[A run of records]
====

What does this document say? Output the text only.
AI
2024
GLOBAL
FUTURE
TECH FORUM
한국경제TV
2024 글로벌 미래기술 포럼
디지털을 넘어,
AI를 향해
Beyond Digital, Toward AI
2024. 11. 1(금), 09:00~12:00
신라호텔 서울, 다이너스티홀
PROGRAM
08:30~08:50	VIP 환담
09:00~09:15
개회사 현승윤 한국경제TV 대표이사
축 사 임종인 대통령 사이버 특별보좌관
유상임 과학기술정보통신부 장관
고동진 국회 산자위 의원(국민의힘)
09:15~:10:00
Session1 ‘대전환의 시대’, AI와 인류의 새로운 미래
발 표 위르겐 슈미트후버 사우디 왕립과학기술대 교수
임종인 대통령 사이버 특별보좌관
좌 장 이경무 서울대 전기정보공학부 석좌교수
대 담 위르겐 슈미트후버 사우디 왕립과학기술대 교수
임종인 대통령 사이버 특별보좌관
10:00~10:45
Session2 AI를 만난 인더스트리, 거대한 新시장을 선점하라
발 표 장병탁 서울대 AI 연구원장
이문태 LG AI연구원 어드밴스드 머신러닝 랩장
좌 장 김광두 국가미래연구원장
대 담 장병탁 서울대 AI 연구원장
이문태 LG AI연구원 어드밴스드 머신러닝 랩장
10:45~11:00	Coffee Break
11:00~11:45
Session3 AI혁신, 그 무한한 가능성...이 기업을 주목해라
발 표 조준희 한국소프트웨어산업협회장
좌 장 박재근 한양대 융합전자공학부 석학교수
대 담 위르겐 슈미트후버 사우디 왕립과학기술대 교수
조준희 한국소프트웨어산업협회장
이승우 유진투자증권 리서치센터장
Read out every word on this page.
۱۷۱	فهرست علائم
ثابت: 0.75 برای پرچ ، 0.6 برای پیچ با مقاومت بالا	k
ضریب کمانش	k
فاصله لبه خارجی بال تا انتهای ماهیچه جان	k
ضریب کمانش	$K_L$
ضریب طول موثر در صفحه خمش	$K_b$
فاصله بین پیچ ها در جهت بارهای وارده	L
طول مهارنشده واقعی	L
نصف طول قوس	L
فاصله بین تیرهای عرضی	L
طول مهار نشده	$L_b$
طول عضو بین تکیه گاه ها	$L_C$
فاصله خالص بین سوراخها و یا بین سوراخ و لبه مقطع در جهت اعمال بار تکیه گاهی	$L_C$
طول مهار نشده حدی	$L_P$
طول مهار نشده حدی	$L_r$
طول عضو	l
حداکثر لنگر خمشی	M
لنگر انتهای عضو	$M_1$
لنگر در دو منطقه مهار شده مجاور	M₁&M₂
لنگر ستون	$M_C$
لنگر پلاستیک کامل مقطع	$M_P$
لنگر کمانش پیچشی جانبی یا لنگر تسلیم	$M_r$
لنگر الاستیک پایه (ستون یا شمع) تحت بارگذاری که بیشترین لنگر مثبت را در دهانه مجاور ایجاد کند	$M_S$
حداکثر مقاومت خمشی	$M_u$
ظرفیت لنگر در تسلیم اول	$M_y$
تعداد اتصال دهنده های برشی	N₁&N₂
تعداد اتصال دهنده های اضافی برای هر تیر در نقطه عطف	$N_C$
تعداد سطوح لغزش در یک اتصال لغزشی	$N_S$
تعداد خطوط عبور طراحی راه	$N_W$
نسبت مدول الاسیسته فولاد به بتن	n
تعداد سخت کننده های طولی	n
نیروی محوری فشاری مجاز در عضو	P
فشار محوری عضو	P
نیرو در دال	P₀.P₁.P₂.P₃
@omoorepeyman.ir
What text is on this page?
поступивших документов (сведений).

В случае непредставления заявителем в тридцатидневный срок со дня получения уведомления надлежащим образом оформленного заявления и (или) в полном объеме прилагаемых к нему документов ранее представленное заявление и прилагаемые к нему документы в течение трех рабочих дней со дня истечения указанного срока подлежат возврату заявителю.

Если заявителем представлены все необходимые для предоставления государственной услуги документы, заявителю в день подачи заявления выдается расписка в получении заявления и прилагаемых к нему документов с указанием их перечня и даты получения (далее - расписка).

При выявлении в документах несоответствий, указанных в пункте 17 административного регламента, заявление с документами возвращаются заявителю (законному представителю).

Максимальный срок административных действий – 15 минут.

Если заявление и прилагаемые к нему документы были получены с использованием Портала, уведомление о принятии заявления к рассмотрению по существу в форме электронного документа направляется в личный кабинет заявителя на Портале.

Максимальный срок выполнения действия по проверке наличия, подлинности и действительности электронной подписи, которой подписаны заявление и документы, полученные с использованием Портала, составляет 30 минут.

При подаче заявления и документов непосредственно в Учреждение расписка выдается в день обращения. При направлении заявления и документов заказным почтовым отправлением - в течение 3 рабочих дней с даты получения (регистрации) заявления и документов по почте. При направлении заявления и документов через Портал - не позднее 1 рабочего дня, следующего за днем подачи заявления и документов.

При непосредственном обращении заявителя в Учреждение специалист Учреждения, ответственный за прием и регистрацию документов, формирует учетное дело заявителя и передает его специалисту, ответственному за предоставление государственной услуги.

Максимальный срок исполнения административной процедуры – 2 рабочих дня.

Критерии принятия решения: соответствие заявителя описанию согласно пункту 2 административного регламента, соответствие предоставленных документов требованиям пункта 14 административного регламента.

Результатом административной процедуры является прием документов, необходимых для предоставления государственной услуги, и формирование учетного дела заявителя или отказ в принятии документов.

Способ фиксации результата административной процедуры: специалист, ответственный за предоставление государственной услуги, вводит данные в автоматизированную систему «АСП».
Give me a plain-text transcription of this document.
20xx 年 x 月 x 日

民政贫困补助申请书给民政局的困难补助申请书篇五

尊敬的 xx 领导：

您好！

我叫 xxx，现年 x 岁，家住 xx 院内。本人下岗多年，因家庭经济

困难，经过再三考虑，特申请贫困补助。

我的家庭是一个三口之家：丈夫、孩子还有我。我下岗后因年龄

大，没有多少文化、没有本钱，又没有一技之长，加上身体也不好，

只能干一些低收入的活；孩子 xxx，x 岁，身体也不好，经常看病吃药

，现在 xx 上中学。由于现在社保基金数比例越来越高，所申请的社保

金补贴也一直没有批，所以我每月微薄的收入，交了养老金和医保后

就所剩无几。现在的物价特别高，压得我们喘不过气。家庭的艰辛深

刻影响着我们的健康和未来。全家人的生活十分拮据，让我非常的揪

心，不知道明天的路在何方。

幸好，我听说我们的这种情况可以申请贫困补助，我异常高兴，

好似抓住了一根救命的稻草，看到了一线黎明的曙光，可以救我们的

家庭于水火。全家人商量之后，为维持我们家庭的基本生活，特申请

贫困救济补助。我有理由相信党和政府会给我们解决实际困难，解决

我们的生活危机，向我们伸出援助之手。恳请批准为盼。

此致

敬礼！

====

--- Direction ---
Only a number is wanted: how many lines above include "text"?

--- Complete response ---
3